# START OF RECORDS SHOWN

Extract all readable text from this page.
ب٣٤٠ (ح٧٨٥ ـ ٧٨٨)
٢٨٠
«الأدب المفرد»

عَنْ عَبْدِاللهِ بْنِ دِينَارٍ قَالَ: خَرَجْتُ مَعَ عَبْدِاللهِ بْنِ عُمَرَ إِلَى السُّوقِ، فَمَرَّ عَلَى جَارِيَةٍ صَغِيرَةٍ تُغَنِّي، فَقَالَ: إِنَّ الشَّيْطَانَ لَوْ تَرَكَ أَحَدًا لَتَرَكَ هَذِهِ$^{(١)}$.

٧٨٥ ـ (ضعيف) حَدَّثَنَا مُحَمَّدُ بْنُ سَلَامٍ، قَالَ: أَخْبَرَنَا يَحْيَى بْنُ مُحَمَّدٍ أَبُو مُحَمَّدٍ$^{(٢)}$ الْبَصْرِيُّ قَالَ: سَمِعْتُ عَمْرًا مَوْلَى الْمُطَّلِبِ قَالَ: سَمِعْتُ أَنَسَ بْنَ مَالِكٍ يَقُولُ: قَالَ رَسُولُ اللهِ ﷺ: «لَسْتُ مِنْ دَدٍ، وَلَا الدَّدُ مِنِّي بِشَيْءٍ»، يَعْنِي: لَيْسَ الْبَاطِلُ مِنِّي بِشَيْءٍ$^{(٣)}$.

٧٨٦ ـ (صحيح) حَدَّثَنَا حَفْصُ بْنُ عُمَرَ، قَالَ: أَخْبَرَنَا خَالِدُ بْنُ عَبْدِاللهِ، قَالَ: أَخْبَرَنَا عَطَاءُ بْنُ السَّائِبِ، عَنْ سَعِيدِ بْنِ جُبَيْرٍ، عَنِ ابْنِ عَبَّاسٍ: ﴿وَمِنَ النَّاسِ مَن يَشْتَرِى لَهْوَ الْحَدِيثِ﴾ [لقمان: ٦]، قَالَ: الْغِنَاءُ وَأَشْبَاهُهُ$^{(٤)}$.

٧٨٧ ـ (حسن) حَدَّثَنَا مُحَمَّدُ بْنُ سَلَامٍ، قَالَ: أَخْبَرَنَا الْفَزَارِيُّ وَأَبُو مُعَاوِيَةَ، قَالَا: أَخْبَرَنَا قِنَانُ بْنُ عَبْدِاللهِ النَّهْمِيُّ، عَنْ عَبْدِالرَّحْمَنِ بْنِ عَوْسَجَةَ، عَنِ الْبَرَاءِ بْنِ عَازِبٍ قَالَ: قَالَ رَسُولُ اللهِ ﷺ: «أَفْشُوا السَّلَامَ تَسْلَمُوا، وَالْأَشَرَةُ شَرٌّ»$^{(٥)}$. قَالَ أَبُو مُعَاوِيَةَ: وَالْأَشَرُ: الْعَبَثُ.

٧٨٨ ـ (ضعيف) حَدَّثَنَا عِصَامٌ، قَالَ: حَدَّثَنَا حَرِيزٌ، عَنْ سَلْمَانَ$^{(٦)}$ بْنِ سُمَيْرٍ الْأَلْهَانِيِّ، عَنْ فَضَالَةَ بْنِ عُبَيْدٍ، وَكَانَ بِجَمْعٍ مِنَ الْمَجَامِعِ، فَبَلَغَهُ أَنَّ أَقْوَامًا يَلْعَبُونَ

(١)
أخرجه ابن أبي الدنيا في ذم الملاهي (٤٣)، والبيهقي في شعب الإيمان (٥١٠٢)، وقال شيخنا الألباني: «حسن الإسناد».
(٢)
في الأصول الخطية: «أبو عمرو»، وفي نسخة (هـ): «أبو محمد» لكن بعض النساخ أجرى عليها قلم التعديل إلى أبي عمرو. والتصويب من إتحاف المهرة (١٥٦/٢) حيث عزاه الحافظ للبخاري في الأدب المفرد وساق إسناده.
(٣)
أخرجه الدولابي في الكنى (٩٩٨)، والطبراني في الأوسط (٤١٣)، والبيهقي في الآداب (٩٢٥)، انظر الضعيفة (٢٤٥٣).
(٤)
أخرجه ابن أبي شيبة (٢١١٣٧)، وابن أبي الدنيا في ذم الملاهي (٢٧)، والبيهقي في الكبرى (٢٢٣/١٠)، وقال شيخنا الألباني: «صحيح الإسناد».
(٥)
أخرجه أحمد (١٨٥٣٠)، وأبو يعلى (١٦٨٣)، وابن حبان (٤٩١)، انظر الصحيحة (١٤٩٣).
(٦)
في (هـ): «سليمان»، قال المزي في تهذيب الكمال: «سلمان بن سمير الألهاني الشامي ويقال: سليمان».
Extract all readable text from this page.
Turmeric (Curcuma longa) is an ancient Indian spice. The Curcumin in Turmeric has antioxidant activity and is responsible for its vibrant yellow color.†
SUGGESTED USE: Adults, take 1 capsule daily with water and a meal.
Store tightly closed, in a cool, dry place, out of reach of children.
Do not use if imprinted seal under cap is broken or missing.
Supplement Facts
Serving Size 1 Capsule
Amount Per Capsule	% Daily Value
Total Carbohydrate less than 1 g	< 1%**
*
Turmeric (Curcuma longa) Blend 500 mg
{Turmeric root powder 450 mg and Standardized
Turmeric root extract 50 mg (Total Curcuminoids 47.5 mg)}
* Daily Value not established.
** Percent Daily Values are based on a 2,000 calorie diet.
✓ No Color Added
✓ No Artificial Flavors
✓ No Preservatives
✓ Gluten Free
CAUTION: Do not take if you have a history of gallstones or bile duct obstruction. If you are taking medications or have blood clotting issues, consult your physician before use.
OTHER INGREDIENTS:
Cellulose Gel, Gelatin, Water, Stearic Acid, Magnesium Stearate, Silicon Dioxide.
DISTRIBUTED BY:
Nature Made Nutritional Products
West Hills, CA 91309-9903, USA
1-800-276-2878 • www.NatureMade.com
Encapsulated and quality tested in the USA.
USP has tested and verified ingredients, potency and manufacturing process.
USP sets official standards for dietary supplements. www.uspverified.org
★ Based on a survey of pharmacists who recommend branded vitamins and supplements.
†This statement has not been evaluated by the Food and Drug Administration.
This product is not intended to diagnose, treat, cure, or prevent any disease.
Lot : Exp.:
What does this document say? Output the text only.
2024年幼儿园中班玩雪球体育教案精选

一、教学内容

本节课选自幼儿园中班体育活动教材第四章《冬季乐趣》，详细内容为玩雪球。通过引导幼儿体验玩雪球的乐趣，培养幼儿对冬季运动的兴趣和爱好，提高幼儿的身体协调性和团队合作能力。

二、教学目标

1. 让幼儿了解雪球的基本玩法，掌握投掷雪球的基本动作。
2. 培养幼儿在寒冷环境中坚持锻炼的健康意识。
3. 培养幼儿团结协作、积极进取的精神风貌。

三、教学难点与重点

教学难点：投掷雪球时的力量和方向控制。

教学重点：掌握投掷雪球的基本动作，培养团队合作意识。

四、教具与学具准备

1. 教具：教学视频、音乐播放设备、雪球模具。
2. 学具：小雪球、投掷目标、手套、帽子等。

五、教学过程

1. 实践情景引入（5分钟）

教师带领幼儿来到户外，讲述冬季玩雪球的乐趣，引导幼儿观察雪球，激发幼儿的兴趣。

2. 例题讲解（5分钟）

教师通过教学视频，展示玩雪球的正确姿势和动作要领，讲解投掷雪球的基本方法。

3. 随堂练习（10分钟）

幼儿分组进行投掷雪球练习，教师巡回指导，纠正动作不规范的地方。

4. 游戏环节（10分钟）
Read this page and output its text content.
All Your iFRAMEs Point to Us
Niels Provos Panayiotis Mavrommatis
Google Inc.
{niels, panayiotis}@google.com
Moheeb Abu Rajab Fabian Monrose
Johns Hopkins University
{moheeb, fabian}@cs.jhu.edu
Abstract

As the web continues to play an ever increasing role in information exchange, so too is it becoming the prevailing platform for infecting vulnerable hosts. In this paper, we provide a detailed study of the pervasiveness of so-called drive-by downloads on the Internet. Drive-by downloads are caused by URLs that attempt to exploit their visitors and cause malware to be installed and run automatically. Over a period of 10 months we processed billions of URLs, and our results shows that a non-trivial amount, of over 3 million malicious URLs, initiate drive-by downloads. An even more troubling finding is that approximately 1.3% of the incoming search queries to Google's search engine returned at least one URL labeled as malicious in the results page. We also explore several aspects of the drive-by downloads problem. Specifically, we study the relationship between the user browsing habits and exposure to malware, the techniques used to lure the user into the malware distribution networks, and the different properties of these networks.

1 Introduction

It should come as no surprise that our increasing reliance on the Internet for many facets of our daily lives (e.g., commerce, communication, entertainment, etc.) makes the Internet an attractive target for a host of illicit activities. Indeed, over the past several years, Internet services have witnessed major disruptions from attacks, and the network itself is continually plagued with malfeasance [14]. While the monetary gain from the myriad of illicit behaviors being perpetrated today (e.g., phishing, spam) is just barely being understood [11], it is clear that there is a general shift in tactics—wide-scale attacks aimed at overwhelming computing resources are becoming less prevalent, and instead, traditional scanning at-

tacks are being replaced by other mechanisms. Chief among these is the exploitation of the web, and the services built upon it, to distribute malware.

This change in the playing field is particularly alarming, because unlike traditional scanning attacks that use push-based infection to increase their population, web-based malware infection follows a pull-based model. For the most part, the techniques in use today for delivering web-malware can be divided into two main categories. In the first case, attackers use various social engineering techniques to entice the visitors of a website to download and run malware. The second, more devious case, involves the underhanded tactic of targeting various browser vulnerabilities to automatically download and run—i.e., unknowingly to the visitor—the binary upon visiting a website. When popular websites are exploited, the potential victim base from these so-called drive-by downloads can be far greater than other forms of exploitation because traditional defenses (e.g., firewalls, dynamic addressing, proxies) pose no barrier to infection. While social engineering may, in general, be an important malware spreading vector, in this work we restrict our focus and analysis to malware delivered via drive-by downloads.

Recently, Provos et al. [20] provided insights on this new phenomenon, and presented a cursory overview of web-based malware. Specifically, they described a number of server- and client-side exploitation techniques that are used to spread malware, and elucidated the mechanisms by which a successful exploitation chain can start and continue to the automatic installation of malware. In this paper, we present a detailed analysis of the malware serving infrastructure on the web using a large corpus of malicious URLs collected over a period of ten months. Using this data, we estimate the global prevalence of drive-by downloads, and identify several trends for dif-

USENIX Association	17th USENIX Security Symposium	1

# END OF RECORDS SHOWN

**EXERCISE PROMPT**
Gather up every line from the listing above in which the word "الله" occurs.

**REPLY**
عَنْ عَبْدِاللهِ بْنِ دِينَارٍ قَالَ: خَرَجْتُ مَعَ عَبْدِاللهِ بْنِ عُمَرَ إِلَى السُّوقِ، فَمَرَّ عَلَى جَارِيَةٍ صَغِيرَةٍ تُغَنِّي، فَقَالَ: إِنَّ الشَّيْطَانَ لَوْ تَرَكَ أَحَدًا لَتَرَكَ هَذِهِ$^{(١)}$.
٧٨٥ ـ (ضعيف) حَدَّثَنَا مُحَمَّدُ بْنُ سَلَامٍ، قَالَ: أَخْبَرَنَا يَحْيَى بْنُ مُحَمَّدٍ أَبُو مُحَمَّدٍ$^{(٢)}$ الْبَصْرِيُّ قَالَ: سَمِعْتُ عَمْرًا مَوْلَى الْمُطَّلِبِ قَالَ: سَمِعْتُ أَنَسَ بْنَ مَالِكٍ يَقُولُ: قَالَ رَسُولُ اللهِ ﷺ: «لَسْتُ مِنْ دَدٍ، وَلَا الدَّدُ مِنِّي بِشَيْءٍ»، يَعْنِي: لَيْسَ الْبَاطِلُ مِنِّي بِشَيْءٍ$^{(٣)}$.
٧٨٦ ـ (صحيح) حَدَّثَنَا حَفْصُ بْنُ عُمَرَ، قَالَ: أَخْبَرَنَا خَالِدُ بْنُ عَبْدِاللهِ، قَالَ: أَخْبَرَنَا عَطَاءُ بْنُ السَّائِبِ، عَنْ سَعِيدِ بْنِ جُبَيْرٍ، عَنِ ابْنِ عَبَّاسٍ: ﴿وَمِنَ النَّاسِ مَن يَشْتَرِى لَهْوَ الْحَدِيثِ﴾ [لقمان: ٦]، قَالَ: الْغِنَاءُ وَأَشْبَاهُهُ$^{(٤)}$.
٧٨٧ ـ (حسن) حَدَّثَنَا مُحَمَّدُ بْنُ سَلَامٍ، قَالَ: أَخْبَرَنَا الْفَزَارِيُّ وَأَبُو مُعَاوِيَةَ، قَالَا: أَخْبَرَنَا قِنَانُ بْنُ عَبْدِاللهِ النَّهْمِيُّ، عَنْ عَبْدِالرَّحْمَنِ بْنِ عَوْسَجَةَ، عَنِ الْبَرَاءِ بْنِ عَازِبٍ قَالَ: قَالَ رَسُولُ اللهِ ﷺ: «أَفْشُوا السَّلَامَ تَسْلَمُوا، وَالْأَشَرَةُ شَرٌّ»$^{(٥)}$. قَالَ أَبُو مُعَاوِيَةَ: وَالْأَشَرُ: الْعَبَثُ.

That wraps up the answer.